§ **YOUR INSTRUCTIONS**:
Extract the full listing verbatim and drop any pictures from your copy.

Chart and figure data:
--

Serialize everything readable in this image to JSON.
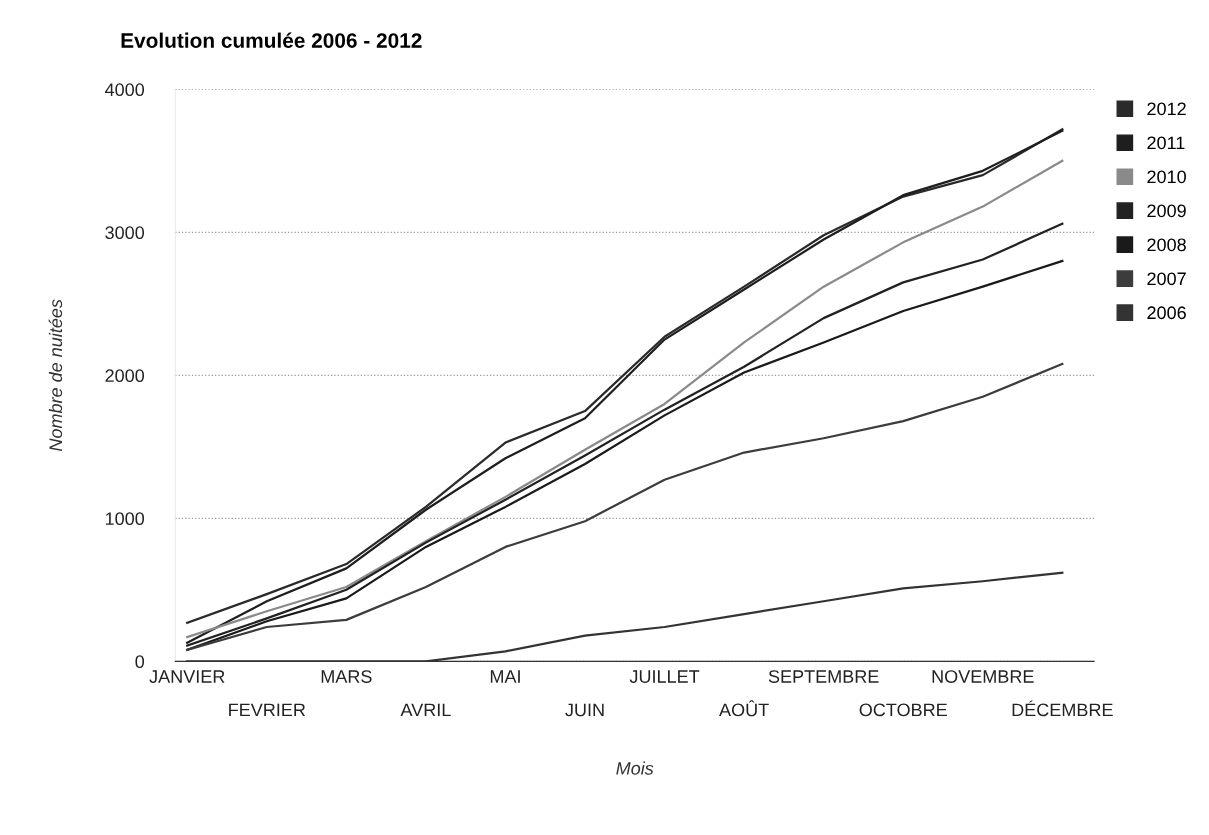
{
  "chart_data": {
    "type": "line",
    "title": "Evolution cumulée 2006 - 2012",
    "xlabel": "Mois",
    "ylabel": "Nombre de nuitées",
    "categories": [
      "JANVIER",
      "FEVRIER",
      "MARS",
      "AVRIL",
      "MAI",
      "JUIN",
      "JUILLET",
      "AOÛT",
      "SEPTEMBRE",
      "OCTOBRE",
      "NOVEMBRE",
      "DÉCEMBRE"
    ],
    "ylim": [
      0,
      4000
    ],
    "yticks": [
      0,
      1000,
      2000,
      3000,
      4000
    ],
    "grid": "y",
    "legend": "right",
    "marker": "none",
    "line_style": "solid",
    "series": [
      {
        "name": "2012",
        "color": "#2a2a2a",
        "values": [
          270,
          470,
          680,
          1080,
          1530,
          1750,
          2270,
          2620,
          2980,
          3250,
          3400,
          3720
        ]
      },
      {
        "name": "2011",
        "color": "#1e1e1e",
        "values": [
          130,
          420,
          650,
          1060,
          1420,
          1700,
          2250,
          2600,
          2950,
          3260,
          3430,
          3710
        ]
      },
      {
        "name": "2010",
        "color": "#8a8a8a",
        "values": [
          170,
          350,
          520,
          840,
          1150,
          1480,
          1800,
          2230,
          2620,
          2930,
          3180,
          3500
        ]
      },
      {
        "name": "2009",
        "color": "#222222",
        "values": [
          110,
          300,
          500,
          830,
          1130,
          1440,
          1760,
          2060,
          2400,
          2650,
          2810,
          3060
        ]
      },
      {
        "name": "2008",
        "color": "#1a1a1a",
        "values": [
          80,
          280,
          440,
          800,
          1080,
          1380,
          1720,
          2020,
          2230,
          2450,
          2620,
          2800
        ]
      },
      {
        "name": "2007",
        "color": "#3c3c3c",
        "values": [
          80,
          240,
          290,
          520,
          800,
          980,
          1270,
          1460,
          1560,
          1680,
          1850,
          2080
        ]
      },
      {
        "name": "2006",
        "color": "#333333",
        "values": [
          0,
          0,
          0,
          0,
          70,
          180,
          240,
          330,
          420,
          510,
          560,
          620
        ]
      }
    ]
  }
}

--

§ **RESPONSE**:
Serialize everything readable in this image to JSON.
{
  "chart_data": {
    "type": "line",
    "title": "Evolution cumulée 2006 - 2012",
    "xlabel": "Mois",
    "ylabel": "Nombre de nuitées",
    "categories": [
      "JANVIER",
      "FEVRIER",
      "MARS",
      "AVRIL",
      "MAI",
      "JUIN",
      "JUILLET",
      "AOÛT",
      "SEPTEMBRE",
      "OCTOBRE",
      "NOVEMBRE",
      "DÉCEMBRE"
    ],
    "ylim": [
      0,
      4000
    ],
    "yticks": [
      0,
      1000,
      2000,
      3000,
      4000
    ],
    "grid": "y",
    "legend": "right",
    "marker": "none",
    "line_style": "solid",
    "series": [
      {
        "name": "2012",
        "color": "#2a2a2a",
        "values": [
          270,
          470,
          680,
          1080,
          1530,
          1750,
          2270,
          2620,
          2980,
          3250,
          3400,
          3720
        ]
      },
      {
        "name": "2011",
        "color": "#1e1e1e",
        "values": [
          130,
          420,
          650,
          1060,
          1420,
          1700,
          2250,
          2600,
          2950,
          3260,
          3430,
          3710
        ]
      },
      {
        "name": "2010",
        "color": "#8a8a8a",
        "values": [
          170,
          350,
          520,
          840,
          1150,
          1480,
          1800,
          2230,
          2620,
          2930,
          3180,
          3500
        ]
      },
      {
        "name": "2009",
        "color": "#222222",
        "values": [
          110,
          300,
          500,
          830,
          1130,
          1440,
          1760,
          2060,
          2400,
          2650,
          2810,
          3060
        ]
      },
      {
        "name": "2008",
        "color": "#1a1a1a",
        "values": [
          80,
          280,
          440,
          800,
          1080,
          1380,
          1720,
          2020,
          2230,
          2450,
          2620,
          2800
        ]
      },
      {
        "name": "2007",
        "color": "#3c3c3c",
        "values": [
          80,
          240,
          290,
          520,
          800,
          980,
          1270,
          1460,
          1560,
          1680,
          1850,
          2080
        ]
      },
      {
        "name": "2006",
        "color": "#333333",
        "values": [
          0,
          0,
          0,
          0,
          70,
          180,
          240,
          330,
          420,
          510,
          560,
          620
        ]
      }
    ]
  }
}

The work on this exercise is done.